Short problem: Could you give the records again from the very start through the line containing "In FIG. 15, the magnetic head 8b", swapping "plan views" for "top views" and keeping everything else the same? Return only those lines, and leave the pictures out.

Input for this task:
────────────────────────────────────────
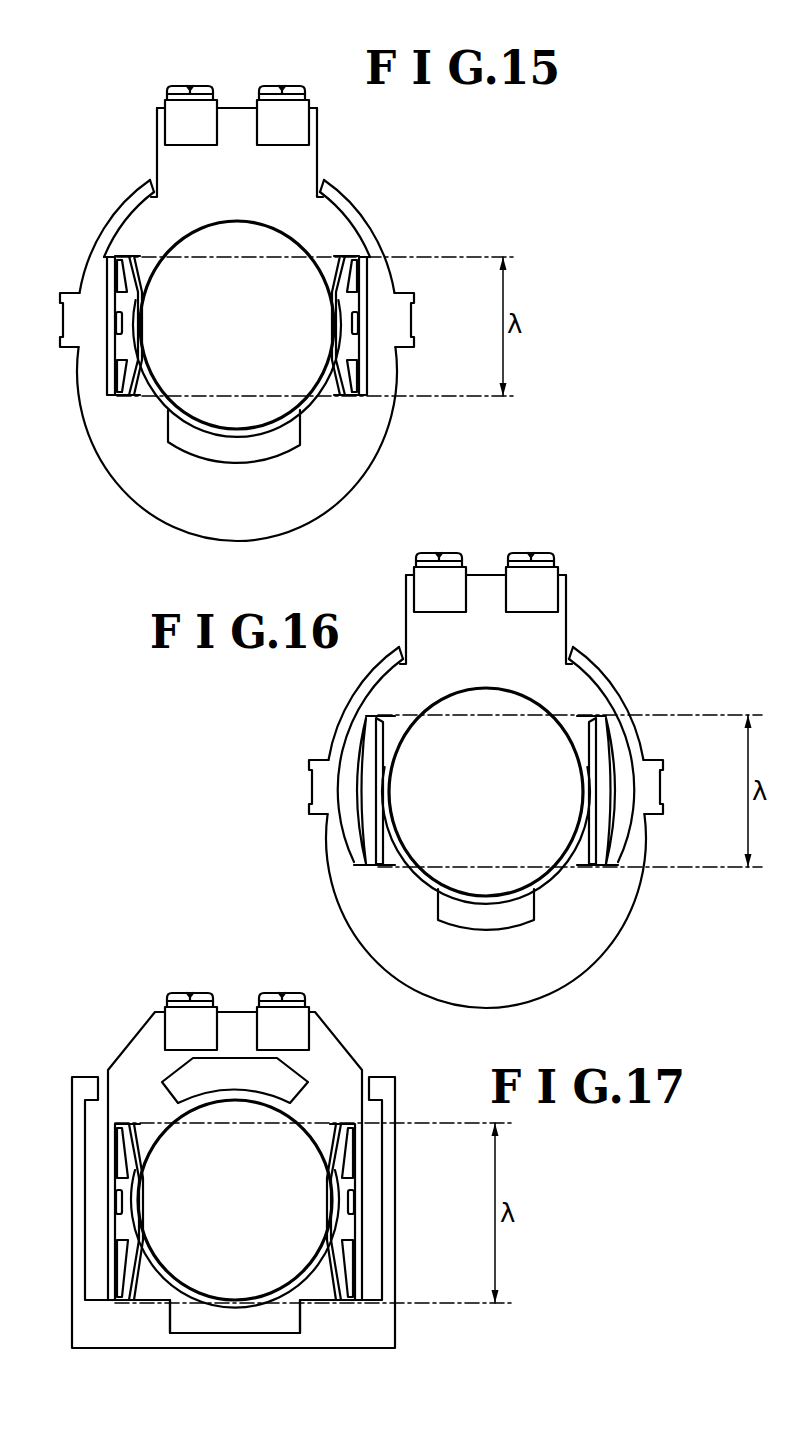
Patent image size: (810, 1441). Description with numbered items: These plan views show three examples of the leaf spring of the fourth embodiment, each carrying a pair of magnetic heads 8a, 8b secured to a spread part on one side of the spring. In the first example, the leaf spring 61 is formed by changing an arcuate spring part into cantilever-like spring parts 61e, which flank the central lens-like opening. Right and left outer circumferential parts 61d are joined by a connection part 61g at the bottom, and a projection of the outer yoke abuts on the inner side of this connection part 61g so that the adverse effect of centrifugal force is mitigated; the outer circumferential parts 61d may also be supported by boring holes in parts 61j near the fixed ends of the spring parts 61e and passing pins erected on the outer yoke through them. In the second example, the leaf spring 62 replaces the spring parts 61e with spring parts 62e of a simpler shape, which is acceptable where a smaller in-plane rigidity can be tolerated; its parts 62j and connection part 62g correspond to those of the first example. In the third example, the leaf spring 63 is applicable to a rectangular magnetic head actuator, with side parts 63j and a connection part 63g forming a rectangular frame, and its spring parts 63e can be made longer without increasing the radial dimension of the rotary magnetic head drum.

In FIG. 15, the magnetic head 8a is at (188, 86).
In FIG. 16, the magnetic head 8a is at (440, 553).
In FIG. 17, the magnetic head 8a is at (181, 992).
In FIG. 15, the magnetic head 8b is at (278, 86).
In FIG. 16, the magnetic head 8b is at (514, 553).
In FIG. 17, the magnetic head 8b is at (270, 992).
In FIG. 15, the leaf spring 61 is at (308, 237).
In FIG. 15, the outer circumferential part 61d is at (75, 372).
In FIG. 15, the spring part 61e is at (108, 277).
In FIG. 15, the part near fixed end of spring part 61j is at (148, 420).
In FIG. 15, the connection part 61g is at (229, 482).
In FIG. 16, the leaf spring 62 is at (558, 698).
In FIG. 16, the spring part 62e is at (365, 750).
In FIG. 16, the part near fixed end of spring part 62j is at (403, 887).
In FIG. 16, the connection part 62g is at (497, 942).
In FIG. 17, the leaf spring 63 is at (317, 1094).
In FIG. 17, the spring part 63e is at (115, 1148).
In FIG. 17, the part near fixed end of spring part 63j is at (137, 1323).
In FIG. 17, the connection part 63g is at (240, 1340).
────────────────────────────────────────
Full answer:
Patent image size: (810, 1441). Description with numbered items: These top views show three examples of the leaf spring of the fourth embodiment, each carrying a pair of magnetic heads 8a, 8b secured to a spread part on one side of the spring. In the first example, the leaf spring 61 is formed by changing an arcuate spring part into cantilever-like spring parts 61e, which flank the central lens-like opening. Right and left outer circumferential parts 61d are joined by a connection part 61g at the bottom, and a projection of the outer yoke abuts on the inner side of this connection part 61g so that the adverse effect of centrifugal force is mitigated; the outer circumferential parts 61d may also be supported by boring holes in parts 61j near the fixed ends of the spring parts 61e and passing pins erected on the outer yoke through them. In the second example, the leaf spring 62 replaces the spring parts 61e with spring parts 62e of a simpler shape, which is acceptable where a smaller in-plane rigidity can be tolerated; its parts 62j and connection part 62g correspond to those of the first example. In the third example, the leaf spring 63 is applicable to a rectangular magnetic head actuator, with side parts 63j and a connection part 63g forming a rectangular frame, and its spring parts 63e can be made longer without increasing the radial dimension of the rotary magnetic head drum.

In FIG. 15, the magnetic head 8a is at (188, 86).
In FIG. 16, the magnetic head 8a is at (440, 553).
In FIG. 17, the magnetic head 8a is at (181, 992).
In FIG. 15, the magnetic head 8b is at (278, 86).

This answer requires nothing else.